Exercise directions: Read the lines that follow and pick out every one containing the word "испытаний".

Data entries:
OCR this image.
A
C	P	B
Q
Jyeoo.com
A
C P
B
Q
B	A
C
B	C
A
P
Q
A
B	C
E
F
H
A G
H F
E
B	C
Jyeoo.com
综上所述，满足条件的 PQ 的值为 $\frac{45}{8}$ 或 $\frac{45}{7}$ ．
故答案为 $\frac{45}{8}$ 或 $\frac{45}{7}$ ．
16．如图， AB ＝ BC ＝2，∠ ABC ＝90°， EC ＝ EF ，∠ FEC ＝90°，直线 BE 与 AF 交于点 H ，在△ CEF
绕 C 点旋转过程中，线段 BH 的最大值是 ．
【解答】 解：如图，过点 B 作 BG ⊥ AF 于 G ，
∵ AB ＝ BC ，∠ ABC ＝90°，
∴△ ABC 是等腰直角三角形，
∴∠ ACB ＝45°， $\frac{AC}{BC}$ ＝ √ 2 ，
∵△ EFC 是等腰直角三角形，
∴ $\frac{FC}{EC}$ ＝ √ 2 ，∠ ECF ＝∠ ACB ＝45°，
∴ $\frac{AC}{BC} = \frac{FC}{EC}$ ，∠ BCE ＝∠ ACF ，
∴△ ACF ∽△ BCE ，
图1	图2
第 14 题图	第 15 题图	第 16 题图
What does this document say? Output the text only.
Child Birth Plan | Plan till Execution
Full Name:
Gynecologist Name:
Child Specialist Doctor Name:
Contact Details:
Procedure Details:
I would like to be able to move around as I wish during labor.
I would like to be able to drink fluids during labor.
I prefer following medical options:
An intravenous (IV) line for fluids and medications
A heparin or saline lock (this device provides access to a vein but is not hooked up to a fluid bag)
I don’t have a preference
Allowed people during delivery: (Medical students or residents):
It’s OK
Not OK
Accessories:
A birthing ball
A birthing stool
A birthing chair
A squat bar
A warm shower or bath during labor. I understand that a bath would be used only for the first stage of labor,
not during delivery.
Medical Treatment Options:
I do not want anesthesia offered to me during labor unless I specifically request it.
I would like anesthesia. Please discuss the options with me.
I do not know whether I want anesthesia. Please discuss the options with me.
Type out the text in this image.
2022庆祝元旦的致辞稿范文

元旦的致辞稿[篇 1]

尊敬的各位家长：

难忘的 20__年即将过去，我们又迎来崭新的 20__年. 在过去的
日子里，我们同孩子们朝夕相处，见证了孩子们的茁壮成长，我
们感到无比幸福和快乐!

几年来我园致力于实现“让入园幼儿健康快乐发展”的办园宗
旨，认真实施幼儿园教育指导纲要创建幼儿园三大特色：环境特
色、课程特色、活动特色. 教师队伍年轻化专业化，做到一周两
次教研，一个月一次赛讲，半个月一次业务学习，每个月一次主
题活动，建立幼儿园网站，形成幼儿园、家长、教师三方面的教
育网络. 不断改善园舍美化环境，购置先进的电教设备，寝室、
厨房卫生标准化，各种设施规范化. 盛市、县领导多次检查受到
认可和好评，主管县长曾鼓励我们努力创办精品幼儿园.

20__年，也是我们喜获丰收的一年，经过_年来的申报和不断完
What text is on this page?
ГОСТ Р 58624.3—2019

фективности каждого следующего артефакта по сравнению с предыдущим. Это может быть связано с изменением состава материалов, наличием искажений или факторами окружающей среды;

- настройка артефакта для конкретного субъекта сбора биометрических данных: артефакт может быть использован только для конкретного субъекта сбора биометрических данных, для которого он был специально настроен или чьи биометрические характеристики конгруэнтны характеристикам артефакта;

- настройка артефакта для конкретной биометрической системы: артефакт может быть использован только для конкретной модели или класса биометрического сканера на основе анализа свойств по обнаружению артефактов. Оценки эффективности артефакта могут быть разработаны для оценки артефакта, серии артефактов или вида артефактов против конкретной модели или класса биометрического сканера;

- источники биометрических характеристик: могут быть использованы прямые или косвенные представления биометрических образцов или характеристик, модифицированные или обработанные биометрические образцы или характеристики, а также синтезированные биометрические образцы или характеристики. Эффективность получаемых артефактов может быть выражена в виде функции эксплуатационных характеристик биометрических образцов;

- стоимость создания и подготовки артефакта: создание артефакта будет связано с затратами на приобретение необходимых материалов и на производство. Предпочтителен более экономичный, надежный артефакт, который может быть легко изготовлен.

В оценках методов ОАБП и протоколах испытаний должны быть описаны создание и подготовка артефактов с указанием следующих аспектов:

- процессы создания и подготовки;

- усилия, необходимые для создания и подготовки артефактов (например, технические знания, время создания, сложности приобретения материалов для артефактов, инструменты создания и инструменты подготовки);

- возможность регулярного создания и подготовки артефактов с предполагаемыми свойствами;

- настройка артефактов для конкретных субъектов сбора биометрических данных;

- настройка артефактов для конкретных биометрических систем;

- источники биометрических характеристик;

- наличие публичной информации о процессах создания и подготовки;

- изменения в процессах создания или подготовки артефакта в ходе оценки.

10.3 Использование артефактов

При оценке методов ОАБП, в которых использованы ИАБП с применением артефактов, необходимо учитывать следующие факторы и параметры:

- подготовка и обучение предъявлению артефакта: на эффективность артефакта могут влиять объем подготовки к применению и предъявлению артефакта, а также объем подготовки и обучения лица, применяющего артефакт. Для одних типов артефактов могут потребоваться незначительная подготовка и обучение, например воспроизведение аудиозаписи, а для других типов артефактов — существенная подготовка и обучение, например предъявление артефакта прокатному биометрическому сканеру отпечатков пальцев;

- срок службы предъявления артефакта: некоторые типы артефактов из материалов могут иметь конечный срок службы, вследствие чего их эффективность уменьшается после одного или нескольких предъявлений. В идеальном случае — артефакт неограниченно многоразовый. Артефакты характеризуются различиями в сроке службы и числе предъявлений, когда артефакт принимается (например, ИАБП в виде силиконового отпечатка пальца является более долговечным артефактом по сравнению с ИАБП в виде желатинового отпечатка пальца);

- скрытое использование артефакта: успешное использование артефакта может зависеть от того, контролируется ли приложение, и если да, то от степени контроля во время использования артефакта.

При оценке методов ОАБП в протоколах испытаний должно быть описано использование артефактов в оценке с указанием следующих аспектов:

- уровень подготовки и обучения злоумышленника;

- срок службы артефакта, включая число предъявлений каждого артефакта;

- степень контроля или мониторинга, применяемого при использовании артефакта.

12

Output of the task:
В оценках методов ОАБП и протоколах испытаний должны быть описаны создание и подготовка артефактов с указанием следующих аспектов:
При оценке методов ОАБП в протоколах испытаний должно быть описано использование артефактов в оценке с указанием следующих аспектов:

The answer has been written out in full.